* **What is expected**:
Return all lines where the word "oeil" can be found.

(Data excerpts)
** begin **

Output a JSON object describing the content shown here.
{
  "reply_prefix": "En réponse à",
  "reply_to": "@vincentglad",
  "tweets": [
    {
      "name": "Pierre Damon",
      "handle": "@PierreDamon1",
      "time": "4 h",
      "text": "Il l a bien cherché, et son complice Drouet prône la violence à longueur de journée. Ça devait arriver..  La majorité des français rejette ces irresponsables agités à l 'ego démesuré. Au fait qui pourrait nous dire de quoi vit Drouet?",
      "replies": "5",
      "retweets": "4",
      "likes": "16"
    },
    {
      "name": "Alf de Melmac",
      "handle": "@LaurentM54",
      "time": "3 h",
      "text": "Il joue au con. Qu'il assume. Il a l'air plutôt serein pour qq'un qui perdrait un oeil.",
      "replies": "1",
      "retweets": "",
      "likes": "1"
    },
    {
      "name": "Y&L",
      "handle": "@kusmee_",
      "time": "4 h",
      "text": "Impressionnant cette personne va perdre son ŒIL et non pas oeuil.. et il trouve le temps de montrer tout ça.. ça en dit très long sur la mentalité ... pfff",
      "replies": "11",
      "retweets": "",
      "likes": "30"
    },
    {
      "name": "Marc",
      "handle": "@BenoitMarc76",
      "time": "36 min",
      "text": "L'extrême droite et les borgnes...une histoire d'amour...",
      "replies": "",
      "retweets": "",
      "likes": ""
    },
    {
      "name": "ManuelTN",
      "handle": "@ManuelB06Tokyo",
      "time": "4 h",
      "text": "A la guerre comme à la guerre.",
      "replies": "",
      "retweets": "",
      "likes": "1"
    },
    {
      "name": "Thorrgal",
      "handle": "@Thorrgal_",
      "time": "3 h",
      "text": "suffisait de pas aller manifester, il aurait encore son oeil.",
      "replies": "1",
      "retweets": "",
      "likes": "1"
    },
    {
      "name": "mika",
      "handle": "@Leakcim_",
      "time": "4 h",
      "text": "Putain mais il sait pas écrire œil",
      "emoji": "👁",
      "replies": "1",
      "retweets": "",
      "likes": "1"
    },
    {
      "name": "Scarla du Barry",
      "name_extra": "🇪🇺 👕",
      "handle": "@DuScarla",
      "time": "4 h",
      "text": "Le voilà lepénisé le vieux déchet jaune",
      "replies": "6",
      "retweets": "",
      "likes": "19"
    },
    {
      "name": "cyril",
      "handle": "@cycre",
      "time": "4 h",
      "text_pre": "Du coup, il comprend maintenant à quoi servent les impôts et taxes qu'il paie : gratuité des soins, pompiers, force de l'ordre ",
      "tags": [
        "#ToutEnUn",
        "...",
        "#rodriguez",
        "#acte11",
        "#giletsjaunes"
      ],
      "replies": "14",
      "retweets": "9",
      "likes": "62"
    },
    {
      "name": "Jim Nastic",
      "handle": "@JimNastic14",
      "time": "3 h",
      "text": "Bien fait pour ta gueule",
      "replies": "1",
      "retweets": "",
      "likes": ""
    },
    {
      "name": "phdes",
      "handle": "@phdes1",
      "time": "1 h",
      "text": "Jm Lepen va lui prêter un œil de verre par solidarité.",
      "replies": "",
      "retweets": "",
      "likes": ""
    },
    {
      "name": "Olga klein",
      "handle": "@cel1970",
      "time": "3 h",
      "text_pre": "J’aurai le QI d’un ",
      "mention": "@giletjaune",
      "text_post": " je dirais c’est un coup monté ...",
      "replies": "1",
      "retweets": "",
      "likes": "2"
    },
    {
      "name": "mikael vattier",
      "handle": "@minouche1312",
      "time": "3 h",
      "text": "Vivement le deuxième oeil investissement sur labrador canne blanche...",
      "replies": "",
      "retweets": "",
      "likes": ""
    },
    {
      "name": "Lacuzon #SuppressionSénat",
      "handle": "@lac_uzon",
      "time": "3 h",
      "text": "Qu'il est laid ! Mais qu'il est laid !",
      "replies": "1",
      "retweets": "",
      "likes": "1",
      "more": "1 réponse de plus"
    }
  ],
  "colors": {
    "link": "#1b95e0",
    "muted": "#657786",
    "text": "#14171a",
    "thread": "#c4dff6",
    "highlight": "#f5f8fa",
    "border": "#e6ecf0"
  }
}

** end **

* **Written solution**:
      "text": "Il joue au con. Qu'il assume. Il a l'air plutôt serein pour qq'un qui perdrait un oeil.",
      "text": "suffisait de pas aller manifester, il aurait encore son oeil.",
      "text": "Vivement le deuxième oeil investissement sur labrador canne blanche...",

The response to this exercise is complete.